:: Information given

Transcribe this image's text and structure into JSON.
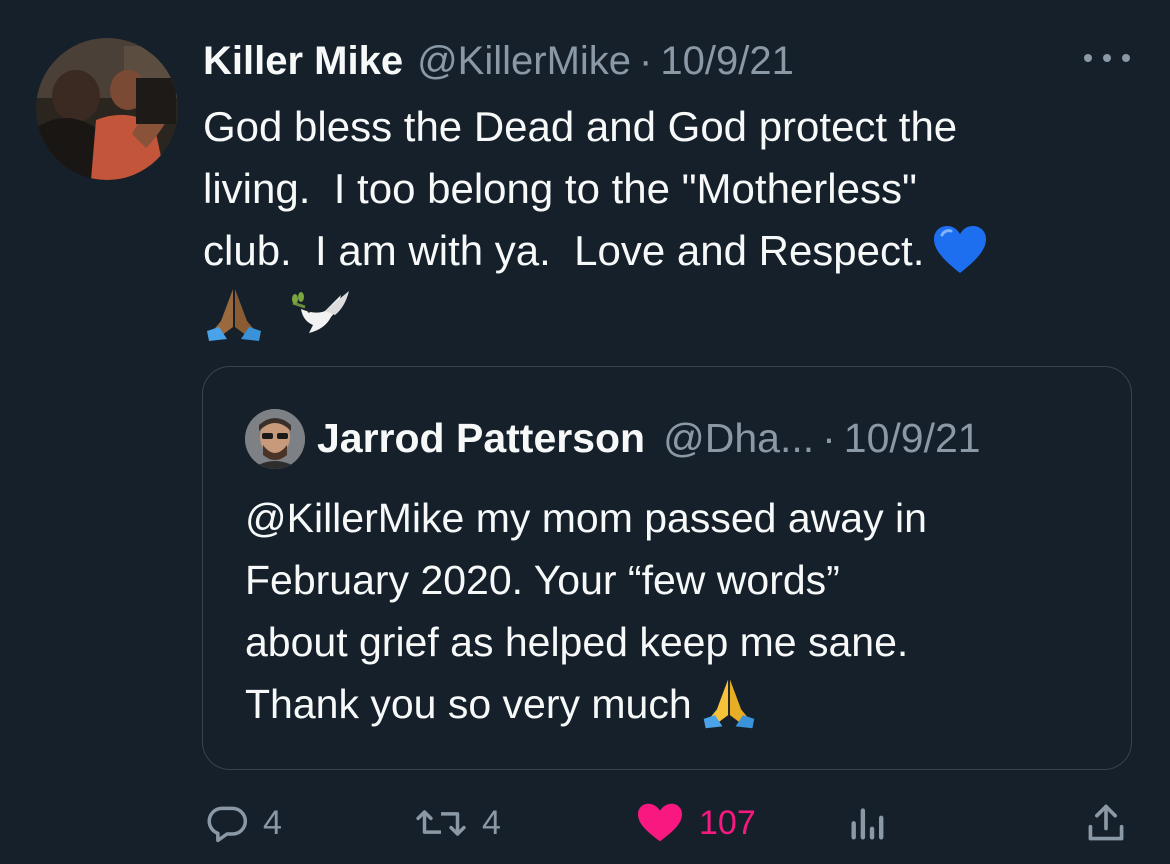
{
  "tweet": {
    "author_name": "Killer Mike",
    "author_handle": "@KillerMike",
    "separator": "·",
    "date": "10/9/21",
    "text_lines": [
      "God bless the Dead and God protect the",
      "living.  I too belong to the \"Motherless\"",
      "club.  I am with ya.  Love and Respect."
    ],
    "emojis": [
      "blue-heart",
      "folded-hands",
      "dove"
    ]
  },
  "quoted_tweet": {
    "author_name": "Jarrod Patterson",
    "author_handle": "@Dha...",
    "separator": "·",
    "date": "10/9/21",
    "text_lines": [
      "@KillerMike my mom passed away in",
      "February 2020. Your “few words”",
      "about grief as helped keep me sane.",
      "Thank you so very much"
    ],
    "emojis": [
      "folded-hands"
    ]
  },
  "actions": {
    "reply_count": "4",
    "retweet_count": "4",
    "like_count": "107",
    "views_count": "",
    "like_color": "#f91880",
    "muted_color": "#8b98a5"
  },
  "icons": [
    "more-icon",
    "reply-icon",
    "retweet-icon",
    "like-icon",
    "views-icon",
    "share-icon"
  ]
}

::::

• _What the task requires_:
Strip out the pictures and quote the remaining data word for word.

• _Output of the task_:
Transcribe this image's text and structure into JSON.
{
  "tweet": {
    "author_name": "Killer Mike",
    "author_handle": "@KillerMike",
    "separator": "·",
    "date": "10/9/21",
    "text_lines": [
      "God bless the Dead and God protect the",
      "living.  I too belong to the \"Motherless\"",
      "club.  I am with ya.  Love and Respect."
    ],
    "emojis": [
      "blue-heart",
      "folded-hands",
      "dove"
    ]
  },
  "quoted_tweet": {
    "author_name": "Jarrod Patterson",
    "author_handle": "@Dha...",
    "separator": "·",
    "date": "10/9/21",
    "text_lines": [
      "@KillerMike my mom passed away in",
      "February 2020. Your “few words”",
      "about grief as helped keep me sane.",
      "Thank you so very much"
    ],
    "emojis": [
      "folded-hands"
    ]
  },
  "actions": {
    "reply_count": "4",
    "retweet_count": "4",
    "like_count": "107",
    "views_count": "",
    "like_color": "#f91880",
    "muted_color": "#8b98a5"
  },
  "icons": [
    "more-icon",
    "reply-icon",
    "retweet-icon",
    "like-icon",
    "views-icon",
    "share-icon"
  ]
}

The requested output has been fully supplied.